What is expected
Select from the data all lines with the word "torno".
══════
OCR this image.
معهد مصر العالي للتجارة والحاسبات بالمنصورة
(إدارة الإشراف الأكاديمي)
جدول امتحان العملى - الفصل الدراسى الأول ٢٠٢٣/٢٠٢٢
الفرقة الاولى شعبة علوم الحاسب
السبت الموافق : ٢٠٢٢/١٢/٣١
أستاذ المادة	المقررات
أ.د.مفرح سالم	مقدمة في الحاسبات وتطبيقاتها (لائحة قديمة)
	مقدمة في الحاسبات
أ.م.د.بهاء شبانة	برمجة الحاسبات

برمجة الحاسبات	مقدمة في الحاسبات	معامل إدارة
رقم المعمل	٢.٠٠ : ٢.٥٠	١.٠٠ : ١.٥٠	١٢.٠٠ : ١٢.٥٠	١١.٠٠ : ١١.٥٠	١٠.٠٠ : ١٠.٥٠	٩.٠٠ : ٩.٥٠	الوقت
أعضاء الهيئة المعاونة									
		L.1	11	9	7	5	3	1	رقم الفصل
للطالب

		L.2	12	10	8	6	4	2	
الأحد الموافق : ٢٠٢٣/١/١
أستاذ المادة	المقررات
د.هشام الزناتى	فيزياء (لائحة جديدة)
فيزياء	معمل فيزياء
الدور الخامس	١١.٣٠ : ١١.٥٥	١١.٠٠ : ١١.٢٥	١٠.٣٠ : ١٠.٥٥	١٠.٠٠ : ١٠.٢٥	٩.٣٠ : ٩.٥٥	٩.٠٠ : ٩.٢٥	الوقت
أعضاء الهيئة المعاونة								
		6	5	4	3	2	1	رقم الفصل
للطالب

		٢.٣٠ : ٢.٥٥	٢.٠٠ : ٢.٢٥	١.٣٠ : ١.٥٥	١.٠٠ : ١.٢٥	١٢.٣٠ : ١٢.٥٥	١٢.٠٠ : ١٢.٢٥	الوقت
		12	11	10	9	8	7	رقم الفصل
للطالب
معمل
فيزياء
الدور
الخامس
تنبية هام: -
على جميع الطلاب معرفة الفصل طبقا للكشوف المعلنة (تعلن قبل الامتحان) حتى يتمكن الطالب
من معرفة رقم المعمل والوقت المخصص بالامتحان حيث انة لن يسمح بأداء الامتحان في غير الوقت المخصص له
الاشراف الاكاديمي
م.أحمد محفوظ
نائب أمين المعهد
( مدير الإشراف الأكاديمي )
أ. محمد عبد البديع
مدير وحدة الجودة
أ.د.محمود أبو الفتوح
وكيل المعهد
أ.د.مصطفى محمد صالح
══════
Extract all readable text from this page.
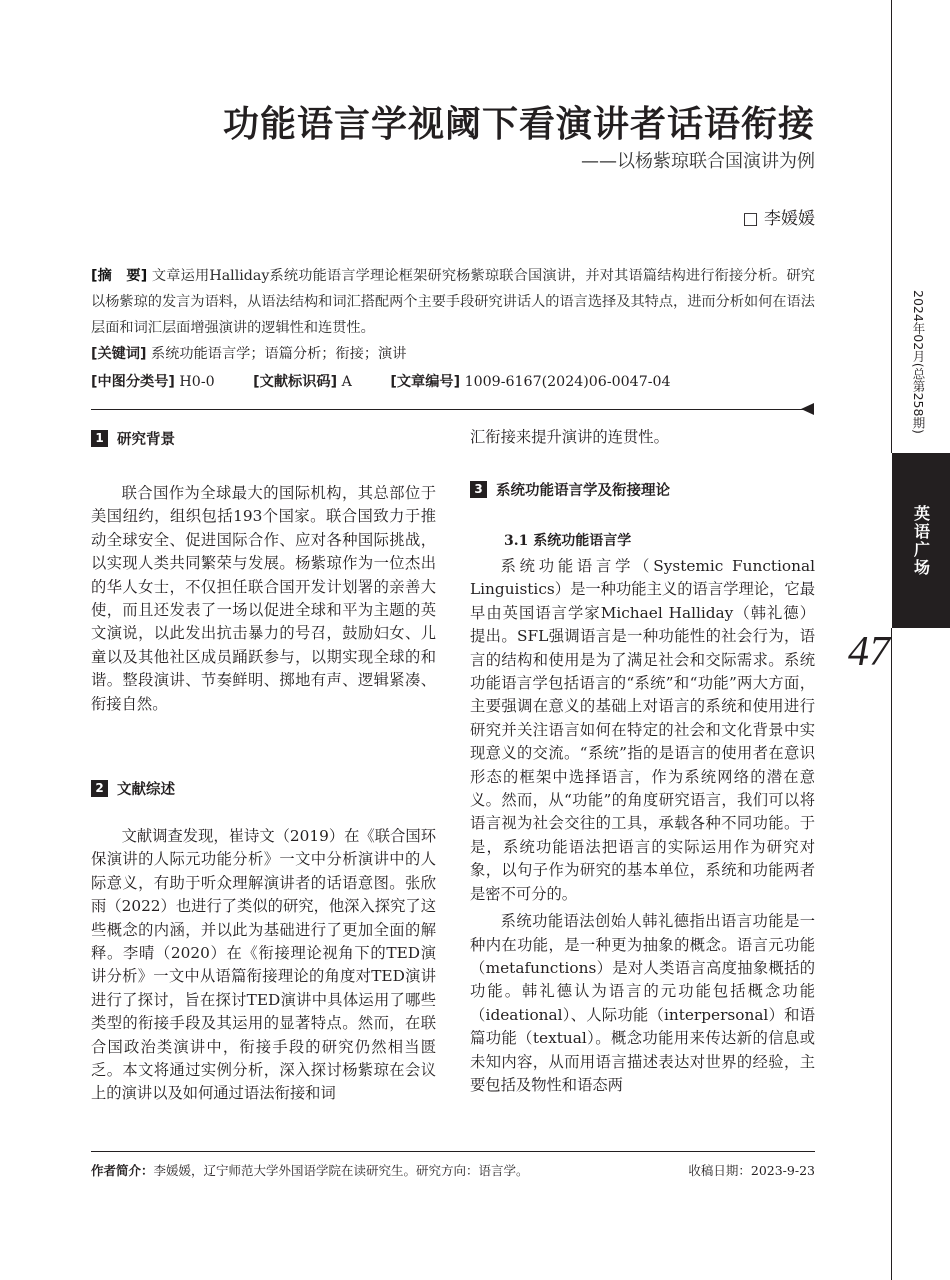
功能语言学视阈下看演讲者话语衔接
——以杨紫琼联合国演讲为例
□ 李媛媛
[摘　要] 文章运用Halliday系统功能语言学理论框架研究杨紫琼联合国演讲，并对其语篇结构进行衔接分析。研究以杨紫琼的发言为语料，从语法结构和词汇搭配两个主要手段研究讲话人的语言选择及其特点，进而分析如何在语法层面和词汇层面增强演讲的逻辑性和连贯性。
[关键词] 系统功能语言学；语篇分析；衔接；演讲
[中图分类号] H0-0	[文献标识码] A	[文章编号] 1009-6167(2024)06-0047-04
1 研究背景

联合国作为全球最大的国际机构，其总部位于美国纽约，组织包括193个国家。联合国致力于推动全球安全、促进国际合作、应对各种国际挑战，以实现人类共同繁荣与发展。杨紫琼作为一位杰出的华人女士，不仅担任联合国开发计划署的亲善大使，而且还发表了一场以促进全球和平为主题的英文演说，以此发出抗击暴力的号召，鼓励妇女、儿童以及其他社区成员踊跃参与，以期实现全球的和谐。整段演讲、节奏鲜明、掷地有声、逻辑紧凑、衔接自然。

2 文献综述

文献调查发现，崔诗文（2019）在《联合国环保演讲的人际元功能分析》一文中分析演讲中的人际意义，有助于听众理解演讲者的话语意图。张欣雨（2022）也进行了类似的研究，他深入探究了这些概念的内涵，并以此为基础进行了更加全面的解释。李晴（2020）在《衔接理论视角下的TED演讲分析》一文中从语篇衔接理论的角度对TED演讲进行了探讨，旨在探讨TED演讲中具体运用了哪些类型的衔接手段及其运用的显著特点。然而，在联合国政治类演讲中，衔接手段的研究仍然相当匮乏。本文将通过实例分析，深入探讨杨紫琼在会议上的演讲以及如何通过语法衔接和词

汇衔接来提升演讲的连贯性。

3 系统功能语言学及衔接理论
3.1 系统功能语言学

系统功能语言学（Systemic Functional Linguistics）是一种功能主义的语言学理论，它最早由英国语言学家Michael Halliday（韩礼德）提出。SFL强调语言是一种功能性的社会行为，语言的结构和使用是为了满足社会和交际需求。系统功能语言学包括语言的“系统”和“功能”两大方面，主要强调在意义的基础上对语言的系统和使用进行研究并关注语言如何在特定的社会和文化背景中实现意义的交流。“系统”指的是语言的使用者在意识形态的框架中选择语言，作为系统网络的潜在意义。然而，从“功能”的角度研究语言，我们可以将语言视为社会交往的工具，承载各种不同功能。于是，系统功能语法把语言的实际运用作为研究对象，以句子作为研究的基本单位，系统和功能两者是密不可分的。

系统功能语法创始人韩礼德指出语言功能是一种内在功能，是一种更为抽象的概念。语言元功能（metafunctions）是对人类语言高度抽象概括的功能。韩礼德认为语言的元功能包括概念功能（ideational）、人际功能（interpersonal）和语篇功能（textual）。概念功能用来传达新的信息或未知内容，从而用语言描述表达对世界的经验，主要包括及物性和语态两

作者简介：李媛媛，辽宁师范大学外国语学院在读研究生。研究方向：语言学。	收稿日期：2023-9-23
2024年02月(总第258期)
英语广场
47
══════
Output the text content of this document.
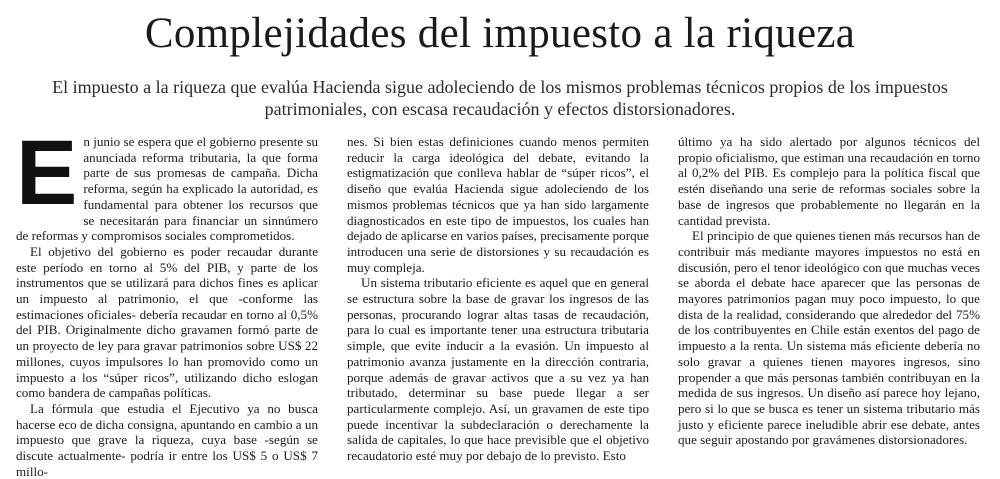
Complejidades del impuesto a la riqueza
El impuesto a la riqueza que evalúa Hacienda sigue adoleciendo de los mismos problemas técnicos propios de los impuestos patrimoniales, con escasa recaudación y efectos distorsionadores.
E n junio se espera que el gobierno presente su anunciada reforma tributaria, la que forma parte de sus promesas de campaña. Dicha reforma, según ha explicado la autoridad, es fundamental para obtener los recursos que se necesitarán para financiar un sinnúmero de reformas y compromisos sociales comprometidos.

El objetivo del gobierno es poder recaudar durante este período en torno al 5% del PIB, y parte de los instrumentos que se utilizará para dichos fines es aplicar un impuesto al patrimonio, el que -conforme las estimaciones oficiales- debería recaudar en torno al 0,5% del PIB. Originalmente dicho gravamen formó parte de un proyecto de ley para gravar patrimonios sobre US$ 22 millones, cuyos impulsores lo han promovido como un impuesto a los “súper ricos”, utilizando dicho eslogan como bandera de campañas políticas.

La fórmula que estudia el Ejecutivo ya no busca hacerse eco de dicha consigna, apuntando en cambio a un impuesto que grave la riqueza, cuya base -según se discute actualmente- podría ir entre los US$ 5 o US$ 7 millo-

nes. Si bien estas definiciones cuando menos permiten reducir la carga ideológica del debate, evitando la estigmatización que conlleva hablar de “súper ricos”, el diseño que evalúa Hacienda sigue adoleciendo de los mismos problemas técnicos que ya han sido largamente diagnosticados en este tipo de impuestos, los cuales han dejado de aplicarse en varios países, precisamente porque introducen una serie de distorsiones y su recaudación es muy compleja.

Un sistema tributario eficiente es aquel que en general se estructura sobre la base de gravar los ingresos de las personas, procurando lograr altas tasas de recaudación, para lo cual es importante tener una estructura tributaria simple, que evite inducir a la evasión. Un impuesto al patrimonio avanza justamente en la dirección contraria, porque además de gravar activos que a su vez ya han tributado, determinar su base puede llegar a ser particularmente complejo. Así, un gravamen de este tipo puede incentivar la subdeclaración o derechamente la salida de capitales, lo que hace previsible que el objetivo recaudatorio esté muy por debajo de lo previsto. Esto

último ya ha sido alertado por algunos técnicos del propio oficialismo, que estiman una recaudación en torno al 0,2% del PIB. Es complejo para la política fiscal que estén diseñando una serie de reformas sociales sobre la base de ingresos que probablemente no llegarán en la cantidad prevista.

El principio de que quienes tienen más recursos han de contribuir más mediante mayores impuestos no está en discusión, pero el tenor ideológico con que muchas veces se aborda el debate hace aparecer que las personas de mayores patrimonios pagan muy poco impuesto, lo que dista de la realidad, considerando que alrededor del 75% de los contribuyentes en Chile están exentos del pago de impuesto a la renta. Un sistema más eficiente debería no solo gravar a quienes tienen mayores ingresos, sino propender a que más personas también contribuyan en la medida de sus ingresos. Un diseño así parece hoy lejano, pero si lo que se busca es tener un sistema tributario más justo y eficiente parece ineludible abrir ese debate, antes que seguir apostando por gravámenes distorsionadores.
══════
Answer for this exercise
El objetivo del gobierno es poder recaudar durante este período en torno al 5% del PIB, y parte de los instrumentos que se utilizará para dichos fines es aplicar un impuesto al patrimonio, el que -conforme las estimaciones oficiales- debería recaudar en torno al 0,5% del PIB. Originalmente dicho gravamen formó parte de un proyecto de ley para gravar patrimonios sobre US$ 22 millones, cuyos impulsores lo han promovido como un impuesto a los “súper ricos”, utilizando dicho eslogan como bandera de campañas políticas.
último ya ha sido alertado por algunos técnicos del propio oficialismo, que estiman una recaudación en torno al 0,2% del PIB. Es complejo para la política fiscal que estén diseñando una serie de reformas sociales sobre la base de ingresos que probablemente no llegarán en la cantidad prevista.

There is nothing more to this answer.